* begin INPUT DATA *

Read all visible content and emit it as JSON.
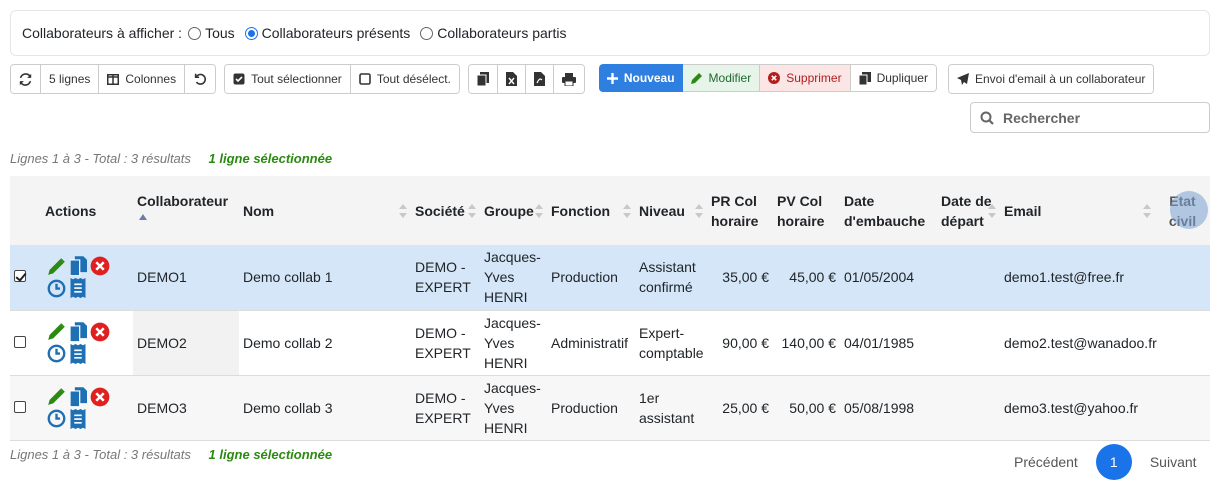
{
  "filter": {
    "label": "Collaborateurs à afficher :",
    "options": [
      {
        "label": "Tous",
        "selected": false
      },
      {
        "label": "Collaborateurs présents",
        "selected": true
      },
      {
        "label": "Collaborateurs partis",
        "selected": false
      }
    ]
  },
  "toolbar": {
    "refresh_icon": "refresh-icon",
    "lines_label": "5 lignes",
    "columns_label": "Colonnes",
    "reset_icon": "undo-icon",
    "select_all_label": "Tout sélectionner",
    "deselect_all_label": "Tout désélect.",
    "copy_icon": "copy-icon",
    "excel_icon": "excel-icon",
    "pdf_icon": "pdf-icon",
    "print_icon": "print-icon",
    "new_label": "Nouveau",
    "edit_label": "Modifier",
    "delete_label": "Supprimer",
    "duplicate_label": "Dupliquer",
    "email_label": "Envoi d'email à un collaborateur"
  },
  "search": {
    "placeholder": "Rechercher"
  },
  "info": {
    "summary": "Lignes 1 à 3 - Total : 3 résultats",
    "selected": "1 ligne sélectionnée"
  },
  "table": {
    "headers": {
      "actions": "Actions",
      "collaborateur": "Collaborateur",
      "nom": "Nom",
      "societe": "Société",
      "groupe": "Groupe",
      "fonction": "Fonction",
      "niveau": "Niveau",
      "pr_col": "PR Col horaire",
      "pv_col": "PV Col horaire",
      "date_embauche": "Date d'embauche",
      "date_depart": "Date de départ",
      "email": "Email",
      "etat_civil": "Etat civil"
    },
    "rows": [
      {
        "selected": true,
        "collaborateur": "DEMO1",
        "nom": "Demo collab 1",
        "societe": "DEMO - EXPERT",
        "groupe": "Jacques-Yves HENRI",
        "fonction": "Production",
        "niveau": "Assistant confirmé",
        "pr_col": "35,00 €",
        "pv_col": "45,00 €",
        "date_embauche": "01/05/2004",
        "date_depart": "",
        "email": "demo1.test@free.fr",
        "etat_civil": ""
      },
      {
        "selected": false,
        "collaborateur": "DEMO2",
        "nom": "Demo collab 2",
        "societe": "DEMO - EXPERT",
        "groupe": "Jacques-Yves HENRI",
        "fonction": "Administratif",
        "niveau": "Expert-comptable",
        "pr_col": "90,00 €",
        "pv_col": "140,00 €",
        "date_embauche": "04/01/1985",
        "date_depart": "",
        "email": "demo2.test@wanadoo.fr",
        "etat_civil": ""
      },
      {
        "selected": false,
        "collaborateur": "DEMO3",
        "nom": "Demo collab 3",
        "societe": "DEMO - EXPERT",
        "groupe": "Jacques-Yves HENRI",
        "fonction": "Production",
        "niveau": "1er assistant",
        "pr_col": "25,00 €",
        "pv_col": "50,00 €",
        "date_embauche": "05/08/1998",
        "date_depart": "",
        "email": "demo3.test@yahoo.fr",
        "etat_civil": ""
      }
    ]
  },
  "pager": {
    "previous": "Précédent",
    "current": "1",
    "next": "Suivant"
  },
  "colors": {
    "primary": "#1a73e8",
    "edit": "#2c8a13",
    "delete": "#e02020",
    "icon_blue": "#1f6fb4",
    "selected_row": "#d4e6f7"
  }
}
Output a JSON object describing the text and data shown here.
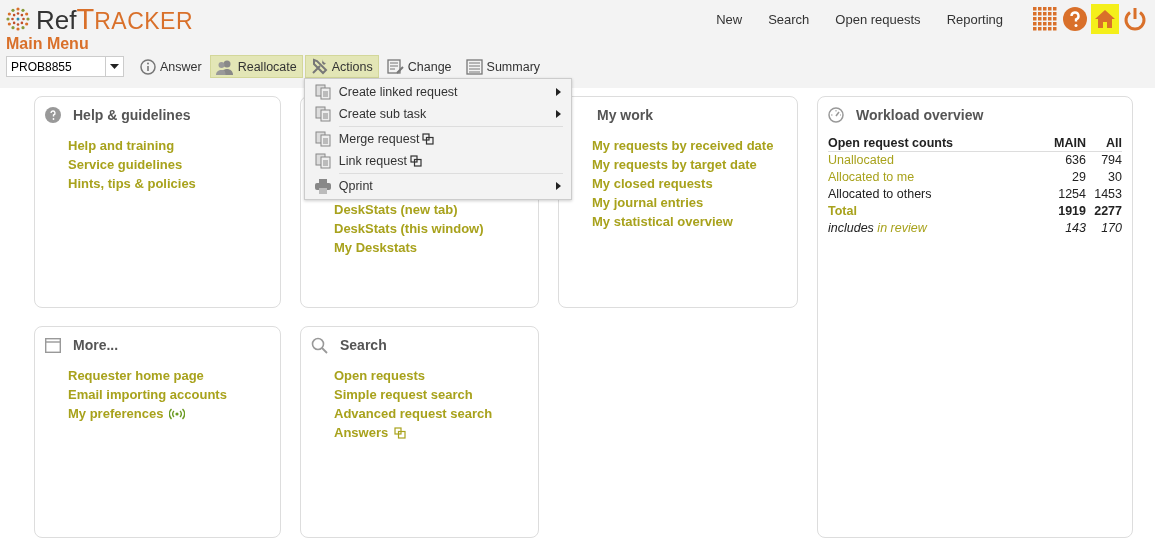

* end INPUT DATA *

PROMPT:
The records above must be printed exactly; the pictures stay out.

RESULT FOR THIS TASK:
Read all visible content and emit it as JSON.
{
  "filter": {
    "label": "Collaborateurs à afficher :",
    "options": [
      {
        "label": "Tous",
        "selected": false
      },
      {
        "label": "Collaborateurs présents",
        "selected": true
      },
      {
        "label": "Collaborateurs partis",
        "selected": false
      }
    ]
  },
  "toolbar": {
    "refresh_icon": "refresh-icon",
    "lines_label": "5 lignes",
    "columns_label": "Colonnes",
    "reset_icon": "undo-icon",
    "select_all_label": "Tout sélectionner",
    "deselect_all_label": "Tout désélect.",
    "copy_icon": "copy-icon",
    "excel_icon": "excel-icon",
    "pdf_icon": "pdf-icon",
    "print_icon": "print-icon",
    "new_label": "Nouveau",
    "edit_label": "Modifier",
    "delete_label": "Supprimer",
    "duplicate_label": "Dupliquer",
    "email_label": "Envoi d'email à un collaborateur"
  },
  "search": {
    "placeholder": "Rechercher"
  },
  "info": {
    "summary": "Lignes 1 à 3 - Total : 3 résultats",
    "selected": "1 ligne sélectionnée"
  },
  "table": {
    "headers": {
      "actions": "Actions",
      "collaborateur": "Collaborateur",
      "nom": "Nom",
      "societe": "Société",
      "groupe": "Groupe",
      "fonction": "Fonction",
      "niveau": "Niveau",
      "pr_col": "PR Col horaire",
      "pv_col": "PV Col horaire",
      "date_embauche": "Date d'embauche",
      "date_depart": "Date de départ",
      "email": "Email",
      "etat_civil": "Etat civil"
    },
    "rows": [
      {
        "selected": true,
        "collaborateur": "DEMO1",
        "nom": "Demo collab 1",
        "societe": "DEMO - EXPERT",
        "groupe": "Jacques-Yves HENRI",
        "fonction": "Production",
        "niveau": "Assistant confirmé",
        "pr_col": "35,00 €",
        "pv_col": "45,00 €",
        "date_embauche": "01/05/2004",
        "date_depart": "",
        "email": "demo1.test@free.fr",
        "etat_civil": ""
      },
      {
        "selected": false,
        "collaborateur": "DEMO2",
        "nom": "Demo collab 2",
        "societe": "DEMO - EXPERT",
        "groupe": "Jacques-Yves HENRI",
        "fonction": "Administratif",
        "niveau": "Expert-comptable",
        "pr_col": "90,00 €",
        "pv_col": "140,00 €",
        "date_embauche": "04/01/1985",
        "date_depart": "",
        "email": "demo2.test@wanadoo.fr",
        "etat_civil": ""
      },
      {
        "selected": false,
        "collaborateur": "DEMO3",
        "nom": "Demo collab 3",
        "societe": "DEMO - EXPERT",
        "groupe": "Jacques-Yves HENRI",
        "fonction": "Production",
        "niveau": "1er assistant",
        "pr_col": "25,00 €",
        "pv_col": "50,00 €",
        "date_embauche": "05/08/1998",
        "date_depart": "",
        "email": "demo3.test@yahoo.fr",
        "etat_civil": ""
      }
    ]
  },
  "pager": {
    "previous": "Précédent",
    "current": "1",
    "next": "Suivant"
  },
  "colors": {
    "primary": "#1a73e8",
    "edit": "#2c8a13",
    "delete": "#e02020",
    "icon_blue": "#1f6fb4",
    "selected_row": "#d4e6f7"
  }
}
Output a JSON object describing the text and data shown here.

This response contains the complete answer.